Погрузка продолжается. Учить текст хорошо, если перед глазами зелень. Можно уходить на бульвар. Учить лучше всего утром, когда посветлеет окно. Помогают цветы в стакане. Точка приятная. На крайний случай можно зеленый абажур или закрыть глаза. Радио мешает, когда слово на слово находит. Слово, допустим, мое и слово диктора. «Граждане! Уходя на работу, не забывайте выключить радио». Есть такие профессии, которые нуждаются в тишине. Союз писателей, Академия наук, институты… школьники, студенты. Оказывается, очень много людей, которые нуждаются в тишине. Все думающие, изобретающие, создающие новое. Все усваивающие, будь то дети, артисты, ученые, — все нуждаются в тишине. Однако постоянный, равномерный шум не мешает, даже помогает.

Последние дни осваиваю станцию «Новокузнецкая», недавно открылась. Очень нравится: переживаю, как получение дополнительной площади. Нравится цвет мрамора. Напоминает утро. Просторно. Однообразные шумы составов, как прилив моря. Разгрузка мгновенная. И снова пустынно. Холодновато. Хорошо бы выступить у метростроевцев — поблагодарить за отличную площадь. В день открытия катался на эскалаторе вместе с мальчишками, близ живущими. Вверх, вниз, гулял, читал.

*-*-*

• [КОРОТКОЕ ЗАДАНИЕ A]
Преобразуйте в нумерованный список строки записей между строкой с «Output each element» и строкой с «seismic-cell (498, 21, 503, 24)» включительно, опустив пустые строки и не включая в ответ изображения.
Отрывок и записи никак не связаны друг с другом.

• [РАБОЧИЕ ДАННЫЕ]
*-*-*

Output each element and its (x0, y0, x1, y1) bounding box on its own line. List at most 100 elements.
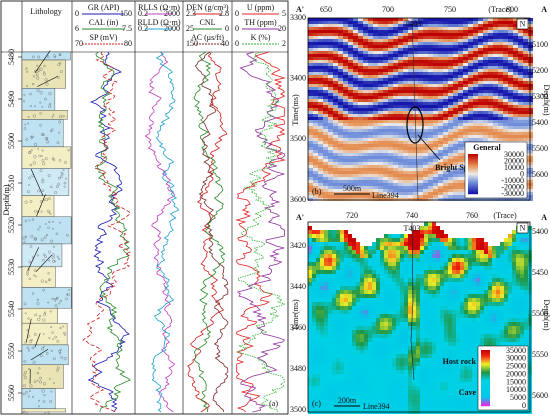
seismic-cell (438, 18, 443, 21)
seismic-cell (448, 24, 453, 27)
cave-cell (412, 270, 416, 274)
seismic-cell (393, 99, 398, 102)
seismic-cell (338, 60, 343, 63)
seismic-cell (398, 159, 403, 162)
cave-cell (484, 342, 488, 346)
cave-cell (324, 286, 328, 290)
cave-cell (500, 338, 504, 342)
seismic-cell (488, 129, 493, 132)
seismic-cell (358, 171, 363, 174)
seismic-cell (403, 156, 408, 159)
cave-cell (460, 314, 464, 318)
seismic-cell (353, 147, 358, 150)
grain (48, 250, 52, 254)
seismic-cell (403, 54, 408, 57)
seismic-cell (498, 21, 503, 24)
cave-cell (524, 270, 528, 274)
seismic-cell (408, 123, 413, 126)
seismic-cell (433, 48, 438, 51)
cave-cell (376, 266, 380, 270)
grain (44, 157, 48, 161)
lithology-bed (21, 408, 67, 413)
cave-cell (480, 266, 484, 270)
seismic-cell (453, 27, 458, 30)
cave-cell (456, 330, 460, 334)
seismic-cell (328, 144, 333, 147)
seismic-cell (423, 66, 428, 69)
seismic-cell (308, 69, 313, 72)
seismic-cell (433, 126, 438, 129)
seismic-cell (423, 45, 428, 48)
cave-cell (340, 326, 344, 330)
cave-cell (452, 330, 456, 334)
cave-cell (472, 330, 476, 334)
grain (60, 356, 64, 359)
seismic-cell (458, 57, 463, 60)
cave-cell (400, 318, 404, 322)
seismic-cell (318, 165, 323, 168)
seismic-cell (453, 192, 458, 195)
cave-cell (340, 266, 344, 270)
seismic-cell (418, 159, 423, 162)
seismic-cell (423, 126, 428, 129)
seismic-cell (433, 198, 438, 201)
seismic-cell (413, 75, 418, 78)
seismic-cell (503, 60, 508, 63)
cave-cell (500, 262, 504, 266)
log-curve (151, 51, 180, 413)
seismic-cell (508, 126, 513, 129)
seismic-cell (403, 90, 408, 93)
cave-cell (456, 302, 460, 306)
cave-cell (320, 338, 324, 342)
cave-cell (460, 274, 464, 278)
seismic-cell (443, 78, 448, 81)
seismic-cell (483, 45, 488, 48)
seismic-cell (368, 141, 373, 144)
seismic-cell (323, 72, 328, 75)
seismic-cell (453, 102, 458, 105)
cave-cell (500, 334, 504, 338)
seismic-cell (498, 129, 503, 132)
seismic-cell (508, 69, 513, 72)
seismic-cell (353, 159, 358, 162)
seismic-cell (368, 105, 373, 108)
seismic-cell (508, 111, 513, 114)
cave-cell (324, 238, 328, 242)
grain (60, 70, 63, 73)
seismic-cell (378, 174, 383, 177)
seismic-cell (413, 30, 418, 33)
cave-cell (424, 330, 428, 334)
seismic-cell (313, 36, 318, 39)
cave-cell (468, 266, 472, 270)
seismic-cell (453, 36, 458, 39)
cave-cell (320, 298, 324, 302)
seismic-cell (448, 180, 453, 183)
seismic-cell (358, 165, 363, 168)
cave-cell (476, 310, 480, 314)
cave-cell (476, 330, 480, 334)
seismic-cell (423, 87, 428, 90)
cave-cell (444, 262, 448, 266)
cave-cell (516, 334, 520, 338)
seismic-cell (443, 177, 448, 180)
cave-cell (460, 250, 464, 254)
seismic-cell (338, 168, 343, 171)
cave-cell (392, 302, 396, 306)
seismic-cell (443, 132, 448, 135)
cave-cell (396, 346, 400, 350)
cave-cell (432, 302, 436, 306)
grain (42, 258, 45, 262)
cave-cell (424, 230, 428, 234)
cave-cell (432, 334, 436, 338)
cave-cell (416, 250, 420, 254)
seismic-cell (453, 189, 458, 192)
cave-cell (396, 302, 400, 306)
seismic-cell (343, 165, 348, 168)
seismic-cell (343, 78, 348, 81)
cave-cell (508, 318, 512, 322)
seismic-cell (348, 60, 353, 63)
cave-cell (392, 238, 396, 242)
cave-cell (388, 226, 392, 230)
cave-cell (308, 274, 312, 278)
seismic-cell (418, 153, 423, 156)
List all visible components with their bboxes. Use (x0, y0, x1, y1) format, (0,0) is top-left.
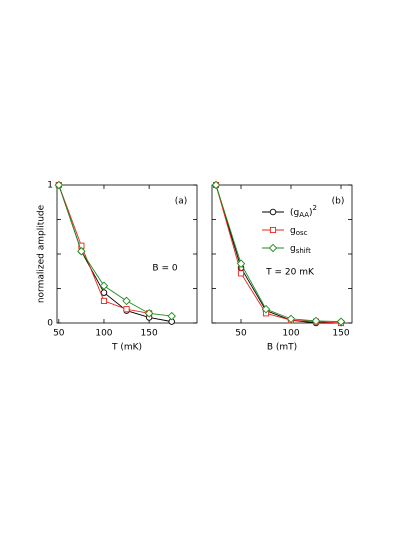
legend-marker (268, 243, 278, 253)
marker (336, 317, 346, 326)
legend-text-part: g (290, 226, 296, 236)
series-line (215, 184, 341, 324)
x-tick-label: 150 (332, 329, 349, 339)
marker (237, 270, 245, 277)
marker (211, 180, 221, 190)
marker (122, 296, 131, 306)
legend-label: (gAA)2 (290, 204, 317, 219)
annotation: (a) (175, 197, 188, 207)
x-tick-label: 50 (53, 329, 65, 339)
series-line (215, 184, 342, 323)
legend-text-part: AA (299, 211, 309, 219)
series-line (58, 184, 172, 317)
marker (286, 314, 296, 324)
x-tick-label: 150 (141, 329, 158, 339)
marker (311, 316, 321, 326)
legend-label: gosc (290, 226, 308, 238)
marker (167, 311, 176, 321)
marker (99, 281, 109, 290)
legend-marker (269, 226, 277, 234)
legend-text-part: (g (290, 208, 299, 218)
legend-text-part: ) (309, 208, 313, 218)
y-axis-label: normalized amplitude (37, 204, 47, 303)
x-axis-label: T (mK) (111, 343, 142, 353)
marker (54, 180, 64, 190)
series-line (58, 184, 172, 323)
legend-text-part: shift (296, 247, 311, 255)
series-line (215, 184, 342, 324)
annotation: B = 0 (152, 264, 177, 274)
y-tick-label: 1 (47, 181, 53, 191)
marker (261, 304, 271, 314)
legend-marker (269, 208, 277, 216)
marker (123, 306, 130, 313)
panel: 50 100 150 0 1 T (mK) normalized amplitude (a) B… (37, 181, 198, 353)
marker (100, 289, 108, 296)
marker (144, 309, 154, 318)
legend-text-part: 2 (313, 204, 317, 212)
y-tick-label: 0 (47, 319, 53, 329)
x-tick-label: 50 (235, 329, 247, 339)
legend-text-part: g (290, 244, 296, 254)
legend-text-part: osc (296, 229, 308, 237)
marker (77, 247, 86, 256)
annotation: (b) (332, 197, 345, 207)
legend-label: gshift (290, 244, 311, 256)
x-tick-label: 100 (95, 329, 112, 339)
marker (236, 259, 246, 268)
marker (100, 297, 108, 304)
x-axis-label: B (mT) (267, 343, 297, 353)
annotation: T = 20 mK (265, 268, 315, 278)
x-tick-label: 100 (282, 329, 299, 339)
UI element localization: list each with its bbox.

*-*-*

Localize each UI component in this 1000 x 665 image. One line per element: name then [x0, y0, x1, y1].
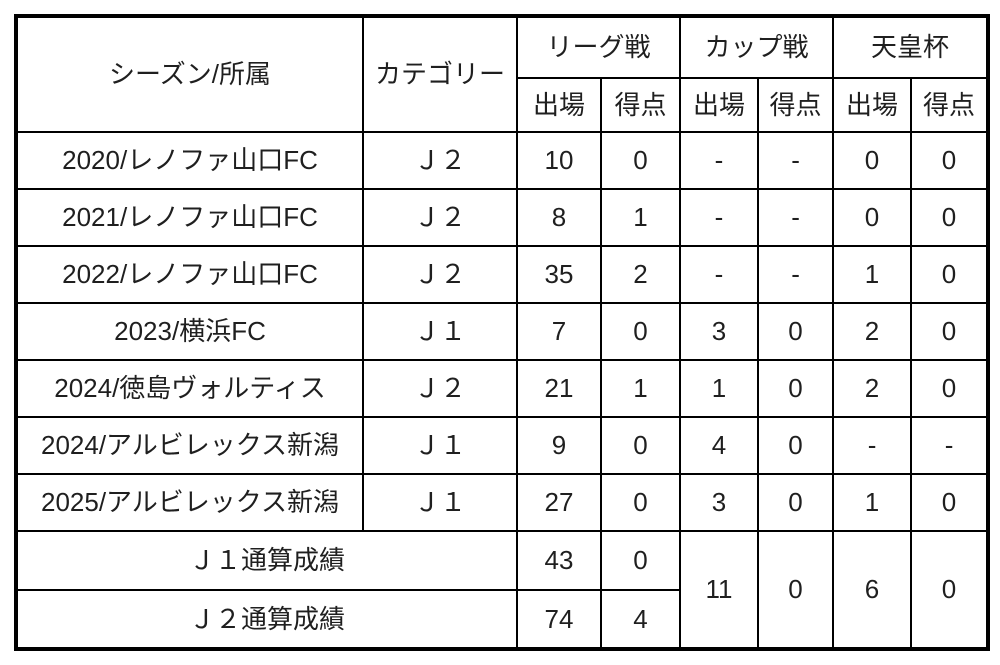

*-*-*

• [КОРОТКОЕ ЗАДАНИЕ B]
Ответьте по отрывку на вопросы:
(i) В какое время суток, согласно отрывку, лучше всего учить текст?
(ii) Какая станция, по отрывку, недавно открылась?
(iii) Что напоминает цвет мрамора на этой станции?

• [ИТОГОВЫЙ ОТВЕТ A]
1. Output each element and its (x0, y0, x1, y1) bounding box on its own line. List at most 100 elements.
2. seismic-cell (438, 18, 443, 21)
3. seismic-cell (448, 24, 453, 27)
4. cave-cell (412, 270, 416, 274)
5. seismic-cell (393, 99, 398, 102)
6. seismic-cell (338, 60, 343, 63)
7. seismic-cell (398, 159, 403, 162)
8. cave-cell (484, 342, 488, 346)
9. cave-cell (324, 286, 328, 290)
10. cave-cell (500, 338, 504, 342)
11. seismic-cell (488, 129, 493, 132)
12. seismic-cell (358, 171, 363, 174)
13. seismic-cell (403, 156, 408, 159)
14. cave-cell (460, 314, 464, 318)
15. seismic-cell (353, 147, 358, 150)
16. grain (48, 250, 52, 254)
17. seismic-cell (403, 54, 408, 57)
18. seismic-cell (498, 21, 503, 24)

• [ИТОГОВЫЙ ОТВЕТ B]
(i) Утром, когда посветлеет окно.
(ii) Станция «Новокузнецкая».
(iii) Утро.